Begin DATA PROVIDED

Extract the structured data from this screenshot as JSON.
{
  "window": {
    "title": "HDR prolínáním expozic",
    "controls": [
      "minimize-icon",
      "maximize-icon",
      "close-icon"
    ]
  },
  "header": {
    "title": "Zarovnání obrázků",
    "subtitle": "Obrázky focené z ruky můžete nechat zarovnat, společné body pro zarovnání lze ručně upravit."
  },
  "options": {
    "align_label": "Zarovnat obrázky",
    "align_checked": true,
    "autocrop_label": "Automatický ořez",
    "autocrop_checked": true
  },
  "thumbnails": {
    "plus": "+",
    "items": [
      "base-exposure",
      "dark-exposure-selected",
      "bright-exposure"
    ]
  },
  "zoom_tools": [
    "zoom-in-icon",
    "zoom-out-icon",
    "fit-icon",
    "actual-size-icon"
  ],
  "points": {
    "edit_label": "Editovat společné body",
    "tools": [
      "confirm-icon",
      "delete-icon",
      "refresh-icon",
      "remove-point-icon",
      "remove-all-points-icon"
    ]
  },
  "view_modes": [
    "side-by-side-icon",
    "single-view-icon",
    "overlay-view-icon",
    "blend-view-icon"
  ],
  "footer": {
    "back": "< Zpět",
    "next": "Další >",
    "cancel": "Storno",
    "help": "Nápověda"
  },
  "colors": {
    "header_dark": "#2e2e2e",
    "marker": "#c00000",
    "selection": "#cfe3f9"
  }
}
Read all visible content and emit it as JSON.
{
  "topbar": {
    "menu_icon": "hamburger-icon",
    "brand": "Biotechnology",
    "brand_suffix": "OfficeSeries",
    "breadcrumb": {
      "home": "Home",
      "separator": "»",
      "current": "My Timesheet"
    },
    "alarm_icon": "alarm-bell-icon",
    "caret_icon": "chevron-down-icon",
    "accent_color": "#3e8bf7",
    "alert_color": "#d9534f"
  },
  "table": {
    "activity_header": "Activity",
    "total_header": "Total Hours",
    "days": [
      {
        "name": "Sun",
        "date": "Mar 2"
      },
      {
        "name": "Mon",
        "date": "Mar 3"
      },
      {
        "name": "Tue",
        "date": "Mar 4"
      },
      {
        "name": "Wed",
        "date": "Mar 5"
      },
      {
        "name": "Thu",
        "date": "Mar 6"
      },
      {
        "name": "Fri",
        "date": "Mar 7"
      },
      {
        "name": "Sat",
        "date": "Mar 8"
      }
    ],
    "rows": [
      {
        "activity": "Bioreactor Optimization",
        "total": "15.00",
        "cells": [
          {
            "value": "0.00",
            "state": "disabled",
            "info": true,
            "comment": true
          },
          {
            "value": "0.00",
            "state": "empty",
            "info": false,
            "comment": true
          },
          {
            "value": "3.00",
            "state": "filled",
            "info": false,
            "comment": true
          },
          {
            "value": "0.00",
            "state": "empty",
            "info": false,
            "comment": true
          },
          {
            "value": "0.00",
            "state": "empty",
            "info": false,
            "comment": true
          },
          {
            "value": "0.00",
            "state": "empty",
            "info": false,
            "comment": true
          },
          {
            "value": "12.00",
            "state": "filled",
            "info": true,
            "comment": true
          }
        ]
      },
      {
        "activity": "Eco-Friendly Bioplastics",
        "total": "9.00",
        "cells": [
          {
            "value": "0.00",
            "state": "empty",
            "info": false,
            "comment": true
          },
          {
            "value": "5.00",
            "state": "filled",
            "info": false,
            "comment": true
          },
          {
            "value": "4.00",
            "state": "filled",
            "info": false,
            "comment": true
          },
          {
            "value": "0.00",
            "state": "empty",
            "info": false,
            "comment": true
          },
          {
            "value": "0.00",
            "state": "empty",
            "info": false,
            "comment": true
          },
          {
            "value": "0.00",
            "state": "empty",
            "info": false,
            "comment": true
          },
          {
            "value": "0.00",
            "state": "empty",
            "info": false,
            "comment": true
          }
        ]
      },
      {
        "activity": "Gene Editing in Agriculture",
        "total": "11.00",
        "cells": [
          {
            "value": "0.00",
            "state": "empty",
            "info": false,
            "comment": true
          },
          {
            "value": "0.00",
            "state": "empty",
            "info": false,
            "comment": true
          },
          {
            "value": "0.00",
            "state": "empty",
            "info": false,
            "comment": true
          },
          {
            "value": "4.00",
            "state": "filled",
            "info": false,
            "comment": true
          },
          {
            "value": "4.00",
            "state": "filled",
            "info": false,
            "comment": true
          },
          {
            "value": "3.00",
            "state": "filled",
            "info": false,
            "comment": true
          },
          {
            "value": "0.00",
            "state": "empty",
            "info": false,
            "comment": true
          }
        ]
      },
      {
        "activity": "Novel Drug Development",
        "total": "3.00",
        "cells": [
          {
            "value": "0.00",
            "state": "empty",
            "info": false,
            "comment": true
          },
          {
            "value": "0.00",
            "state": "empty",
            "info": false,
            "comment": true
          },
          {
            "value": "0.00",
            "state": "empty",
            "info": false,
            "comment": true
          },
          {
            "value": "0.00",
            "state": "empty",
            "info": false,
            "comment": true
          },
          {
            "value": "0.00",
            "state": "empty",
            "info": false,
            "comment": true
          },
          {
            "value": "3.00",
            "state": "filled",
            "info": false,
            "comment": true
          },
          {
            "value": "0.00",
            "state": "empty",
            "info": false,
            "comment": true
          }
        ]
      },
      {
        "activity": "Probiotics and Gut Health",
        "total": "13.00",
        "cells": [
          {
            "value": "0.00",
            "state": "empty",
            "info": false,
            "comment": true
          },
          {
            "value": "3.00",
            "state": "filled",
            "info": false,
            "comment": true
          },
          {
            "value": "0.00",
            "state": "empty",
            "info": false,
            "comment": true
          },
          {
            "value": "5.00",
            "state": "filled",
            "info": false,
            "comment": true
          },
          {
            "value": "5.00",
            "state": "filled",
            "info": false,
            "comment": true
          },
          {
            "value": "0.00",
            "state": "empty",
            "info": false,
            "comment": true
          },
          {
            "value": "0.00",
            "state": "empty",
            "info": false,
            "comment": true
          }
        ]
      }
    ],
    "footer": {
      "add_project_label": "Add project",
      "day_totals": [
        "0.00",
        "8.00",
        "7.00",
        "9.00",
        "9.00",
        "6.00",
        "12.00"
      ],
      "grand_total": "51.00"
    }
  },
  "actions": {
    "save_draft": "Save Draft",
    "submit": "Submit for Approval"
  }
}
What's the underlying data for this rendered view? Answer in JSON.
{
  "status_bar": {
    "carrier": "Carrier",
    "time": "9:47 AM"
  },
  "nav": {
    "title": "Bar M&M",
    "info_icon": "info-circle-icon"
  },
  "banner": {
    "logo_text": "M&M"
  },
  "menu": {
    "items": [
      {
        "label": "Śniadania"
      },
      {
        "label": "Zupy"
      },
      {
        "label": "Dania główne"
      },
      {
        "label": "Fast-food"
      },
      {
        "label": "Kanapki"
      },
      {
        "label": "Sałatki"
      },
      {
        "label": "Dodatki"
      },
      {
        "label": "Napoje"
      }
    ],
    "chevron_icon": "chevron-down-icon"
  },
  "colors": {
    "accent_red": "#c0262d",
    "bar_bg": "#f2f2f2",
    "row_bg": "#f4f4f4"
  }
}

End DATA PROVIDED

Retype every record above exactly as written.

**CORRECT RESULT**
Extract the structured data from this screenshot as JSON.
{
  "window": {
    "title": "HDR prolínáním expozic",
    "controls": [
      "minimize-icon",
      "maximize-icon",
      "close-icon"
    ]
  },
  "header": {
    "title": "Zarovnání obrázků",
    "subtitle": "Obrázky focené z ruky můžete nechat zarovnat, společné body pro zarovnání lze ručně upravit."
  },
  "options": {
    "align_label": "Zarovnat obrázky",
    "align_checked": true,
    "autocrop_label": "Automatický ořez",
    "autocrop_checked": true
  },
  "thumbnails": {
    "plus": "+",
    "items": [
      "base-exposure",
      "dark-exposure-selected",
      "bright-exposure"
    ]
  },
  "zoom_tools": [
    "zoom-in-icon",
    "zoom-out-icon",
    "fit-icon",
    "actual-size-icon"
  ],
  "points": {
    "edit_label": "Editovat společné body",
    "tools": [
      "confirm-icon",
      "delete-icon",
      "refresh-icon",
      "remove-point-icon",
      "remove-all-points-icon"
    ]
  },
  "view_modes": [
    "side-by-side-icon",
    "single-view-icon",
    "overlay-view-icon",
    "blend-view-icon"
  ],
  "footer": {
    "back": "< Zpět",
    "next": "Další >",
    "cancel": "Storno",
    "help": "Nápověda"
  },
  "colors": {
    "header_dark": "#2e2e2e",
    "marker": "#c00000",
    "selection": "#cfe3f9"
  }
}
Read all visible content and emit it as JSON.
{
  "topbar": {
    "menu_icon": "hamburger-icon",
    "brand": "Biotechnology",
    "brand_suffix": "OfficeSeries",
    "breadcrumb": {
      "home": "Home",
      "separator": "»",
      "current": "My Timesheet"
    },
    "alarm_icon": "alarm-bell-icon",
    "caret_icon": "chevron-down-icon",
    "accent_color": "#3e8bf7",
    "alert_color": "#d9534f"
  },
  "table": {
    "activity_header": "Activity",
    "total_header": "Total Hours",
    "days": [
      {
        "name": "Sun",
        "date": "Mar 2"
      },
      {
        "name": "Mon",
        "date": "Mar 3"
      },
      {
        "name": "Tue",
        "date": "Mar 4"
      },
      {
        "name": "Wed",
        "date": "Mar 5"
      },
      {
        "name": "Thu",
        "date": "Mar 6"
      },
      {
        "name": "Fri",
        "date": "Mar 7"
      },
      {
        "name": "Sat",
        "date": "Mar 8"
      }
    ],
    "rows": [
      {
        "activity": "Bioreactor Optimization",
        "total": "15.00",
        "cells": [
          {
            "value": "0.00",
            "state": "disabled",
            "info": true,
            "comment": true
          },
          {
            "value": "0.00",
            "state": "empty",
            "info": false,
            "comment": true
          },
          {
            "value": "3.00",
            "state": "filled",
            "info": false,
            "comment": true
          },
          {
            "value": "0.00",
            "state": "empty",
            "info": false,
            "comment": true
          },
          {
            "value": "0.00",
            "state": "empty",
            "info": false,
            "comment": true
          },
          {
            "value": "0.00",
            "state": "empty",
            "info": false,
            "comment": true
          },
          {
            "value": "12.00",
            "state": "filled",
            "info": true,
            "comment": true
          }
        ]
      },
      {
        "activity": "Eco-Friendly Bioplastics",
        "total": "9.00",
        "cells": [
          {
            "value": "0.00",
            "state": "empty",
            "info": false,
            "comment": true
          },
          {
            "value": "5.00",
            "state": "filled",
            "info": false,
            "comment": true
          },
          {
            "value": "4.00",
            "state": "filled",
            "info": false,
            "comment": true
          },
          {
            "value": "0.00",
            "state": "empty",
            "info": false,
            "comment": true
          },
          {
            "value": "0.00",
            "state": "empty",
            "info": false,
            "comment": true
          },
          {
            "value": "0.00",
            "state": "empty",
            "info": false,
            "comment": true
          },
          {
            "value": "0.00",
            "state": "empty",
            "info": false,
            "comment": true
          }
        ]
      },
      {
        "activity": "Gene Editing in Agriculture",
        "total": "11.00",
        "cells": [
          {
            "value": "0.00",
            "state": "empty",
            "info": false,
            "comment": true
          },
          {
            "value": "0.00",
            "state": "empty",
            "info": false,
            "comment": true
          },
          {
            "value": "0.00",
            "state": "empty",
            "info": false,
            "comment": true
          },
          {
            "value": "4.00",
            "state": "filled",
            "info": false,
            "comment": true
          },
          {
            "value": "4.00",
            "state": "filled",
            "info": false,
            "comment": true
          },
          {
            "value": "3.00",
            "state": "filled",
            "info": false,
            "comment": true
          },
          {
            "value": "0.00",
            "state": "empty",
            "info": false,
            "comment": true
          }
        ]
      },
      {
        "activity": "Novel Drug Development",
        "total": "3.00",
        "cells": [
          {
            "value": "0.00",
            "state": "empty",
            "info": false,
            "comment": true
          },
          {
            "value": "0.00",
            "state": "empty",
            "info": false,
            "comment": true
          },
          {
            "value": "0.00",
            "state": "empty",
            "info": false,
            "comment": true
          },
          {
            "value": "0.00",
            "state": "empty",
            "info": false,
            "comment": true
          },
          {
            "value": "0.00",
            "state": "empty",
            "info": false,
            "comment": true
          },
          {
            "value": "3.00",
            "state": "filled",
            "info": false,
            "comment": true
          },
          {
            "value": "0.00",
            "state": "empty",
            "info": false,
            "comment": true
          }
        ]
      },
      {
        "activity": "Probiotics and Gut Health",
        "total": "13.00",
        "cells": [
          {
            "value": "0.00",
            "state": "empty",
            "info": false,
            "comment": true
          },
          {
            "value": "3.00",
            "state": "filled",
            "info": false,
            "comment": true
          },
          {
            "value": "0.00",
            "state": "empty",
            "info": false,
            "comment": true
          },
          {
            "value": "5.00",
            "state": "filled",
            "info": false,
            "comment": true
          },
          {
            "value": "5.00",
            "state": "filled",
            "info": false,
            "comment": true
          },
          {
            "value": "0.00",
            "state": "empty",
            "info": false,
            "comment": true
          },
          {
            "value": "0.00",
            "state": "empty",
            "info": false,
            "comment": true
          }
        ]
      }
    ],
    "footer": {
      "add_project_label": "Add project",
      "day_totals": [
        "0.00",
        "8.00",
        "7.00",
        "9.00",
        "9.00",
        "6.00",
        "12.00"
      ],
      "grand_total": "51.00"
    }
  },
  "actions": {
    "save_draft": "Save Draft",
    "submit": "Submit for Approval"
  }
}
What's the underlying data for this rendered view? Answer in JSON.
{
  "status_bar": {
    "carrier": "Carrier",
    "time": "9:47 AM"
  },
  "nav": {
    "title": "Bar M&M",
    "info_icon": "info-circle-icon"
  },
  "banner": {
    "logo_text": "M&M"
  },
  "menu": {
    "items": [
      {
        "label": "Śniadania"
      },
      {
        "label": "Zupy"
      },
      {
        "label": "Dania główne"
      },
      {
        "label": "Fast-food"
      },
      {
        "label": "Kanapki"
      },
      {
        "label": "Sałatki"
      },
      {
        "label": "Dodatki"
      },
      {
        "label": "Napoje"
      }
    ],
    "chevron_icon": "chevron-down-icon"
  },
  "colors": {
    "accent_red": "#c0262d",
    "bar_bg": "#f2f2f2",
    "row_bg": "#f4f4f4"
  }
}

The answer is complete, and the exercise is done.